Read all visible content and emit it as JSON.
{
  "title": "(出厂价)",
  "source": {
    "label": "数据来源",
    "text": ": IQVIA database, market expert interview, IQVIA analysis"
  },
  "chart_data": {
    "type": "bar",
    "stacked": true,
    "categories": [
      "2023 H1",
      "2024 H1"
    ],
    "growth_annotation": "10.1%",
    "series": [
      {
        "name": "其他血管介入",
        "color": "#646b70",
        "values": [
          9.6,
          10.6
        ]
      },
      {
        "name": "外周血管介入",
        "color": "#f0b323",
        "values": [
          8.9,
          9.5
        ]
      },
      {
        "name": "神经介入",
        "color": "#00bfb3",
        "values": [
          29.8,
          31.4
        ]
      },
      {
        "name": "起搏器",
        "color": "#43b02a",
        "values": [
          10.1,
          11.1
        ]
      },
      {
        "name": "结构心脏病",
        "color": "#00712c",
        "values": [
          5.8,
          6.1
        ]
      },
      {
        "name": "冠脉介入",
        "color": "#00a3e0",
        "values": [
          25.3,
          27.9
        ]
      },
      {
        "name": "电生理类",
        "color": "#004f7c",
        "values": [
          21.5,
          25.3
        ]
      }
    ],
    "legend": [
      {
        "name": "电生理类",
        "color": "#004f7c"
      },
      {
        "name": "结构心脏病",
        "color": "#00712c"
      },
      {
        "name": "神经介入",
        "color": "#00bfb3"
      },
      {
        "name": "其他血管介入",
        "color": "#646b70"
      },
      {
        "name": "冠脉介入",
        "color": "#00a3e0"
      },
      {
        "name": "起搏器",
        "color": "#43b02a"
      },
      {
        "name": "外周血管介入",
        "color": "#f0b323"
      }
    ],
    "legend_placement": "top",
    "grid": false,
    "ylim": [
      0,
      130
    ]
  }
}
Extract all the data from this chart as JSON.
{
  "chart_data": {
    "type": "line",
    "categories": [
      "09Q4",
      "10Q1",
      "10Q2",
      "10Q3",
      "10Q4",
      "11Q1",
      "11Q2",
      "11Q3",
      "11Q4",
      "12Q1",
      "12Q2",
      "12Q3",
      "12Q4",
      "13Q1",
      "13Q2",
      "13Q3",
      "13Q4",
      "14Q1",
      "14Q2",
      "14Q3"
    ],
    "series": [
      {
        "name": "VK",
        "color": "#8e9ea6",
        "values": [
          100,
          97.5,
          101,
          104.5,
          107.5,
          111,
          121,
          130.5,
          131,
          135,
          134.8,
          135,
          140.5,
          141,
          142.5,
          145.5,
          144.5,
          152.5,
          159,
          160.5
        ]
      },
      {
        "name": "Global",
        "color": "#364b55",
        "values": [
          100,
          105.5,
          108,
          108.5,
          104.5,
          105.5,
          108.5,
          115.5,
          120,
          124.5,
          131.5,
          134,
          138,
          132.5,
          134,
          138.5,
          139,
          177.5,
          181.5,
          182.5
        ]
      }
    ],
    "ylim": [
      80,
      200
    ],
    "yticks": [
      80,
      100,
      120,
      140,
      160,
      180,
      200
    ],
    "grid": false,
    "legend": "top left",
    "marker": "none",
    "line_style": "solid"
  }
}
::::::::::
**EXERCISE BRIEF:**
Here, the records must be output exactly and in full.

**FINAL RESULT:**
Read all visible content and emit it as JSON.
{
  "title": "(出厂价)",
  "source": {
    "label": "数据来源",
    "text": ": IQVIA database, market expert interview, IQVIA analysis"
  },
  "chart_data": {
    "type": "bar",
    "stacked": true,
    "categories": [
      "2023 H1",
      "2024 H1"
    ],
    "growth_annotation": "10.1%",
    "series": [
      {
        "name": "其他血管介入",
        "color": "#646b70",
        "values": [
          9.6,
          10.6
        ]
      },
      {
        "name": "外周血管介入",
        "color": "#f0b323",
        "values": [
          8.9,
          9.5
        ]
      },
      {
        "name": "神经介入",
        "color": "#00bfb3",
        "values": [
          29.8,
          31.4
        ]
      },
      {
        "name": "起搏器",
        "color": "#43b02a",
        "values": [
          10.1,
          11.1
        ]
      },
      {
        "name": "结构心脏病",
        "color": "#00712c",
        "values": [
          5.8,
          6.1
        ]
      },
      {
        "name": "冠脉介入",
        "color": "#00a3e0",
        "values": [
          25.3,
          27.9
        ]
      },
      {
        "name": "电生理类",
        "color": "#004f7c",
        "values": [
          21.5,
          25.3
        ]
      }
    ],
    "legend": [
      {
        "name": "电生理类",
        "color": "#004f7c"
      },
      {
        "name": "结构心脏病",
        "color": "#00712c"
      },
      {
        "name": "神经介入",
        "color": "#00bfb3"
      },
      {
        "name": "其他血管介入",
        "color": "#646b70"
      },
      {
        "name": "冠脉介入",
        "color": "#00a3e0"
      },
      {
        "name": "起搏器",
        "color": "#43b02a"
      },
      {
        "name": "外周血管介入",
        "color": "#f0b323"
      }
    ],
    "legend_placement": "top",
    "grid": false,
    "ylim": [
      0,
      130
    ]
  }
}
Extract all the data from this chart as JSON.
{
  "chart_data": {
    "type": "line",
    "categories": [
      "09Q4",
      "10Q1",
      "10Q2",
      "10Q3",
      "10Q4",
      "11Q1",
      "11Q2",
      "11Q3",
      "11Q4",
      "12Q1",
      "12Q2",
      "12Q3",
      "12Q4",
      "13Q1",
      "13Q2",
      "13Q3",
      "13Q4",
      "14Q1",
      "14Q2",
      "14Q3"
    ],
    "series": [
      {
        "name": "VK",
        "color": "#8e9ea6",
        "values": [
          100,
          97.5,
          101,
          104.5,
          107.5,
          111,
          121,
          130.5,
          131,
          135,
          134.8,
          135,
          140.5,
          141,
          142.5,
          145.5,
          144.5,
          152.5,
          159,
          160.5
        ]
      },
      {
        "name": "Global",
        "color": "#364b55",
        "values": [
          100,
          105.5,
          108,
          108.5,
          104.5,
          105.5,
          108.5,
          115.5,
          120,
          124.5,
          131.5,
          134,
          138,
          132.5,
          134,
          138.5,
          139,
          177.5,
          181.5,
          182.5
        ]
      }
    ],
    "ylim": [
      80,
      200
    ],
    "yticks": [
      80,
      100,
      120,
      140,
      160,
      180,
      200
    ],
    "grid": false,
    "legend": "top left",
    "marker": "none",
    "line_style": "solid"
  }
}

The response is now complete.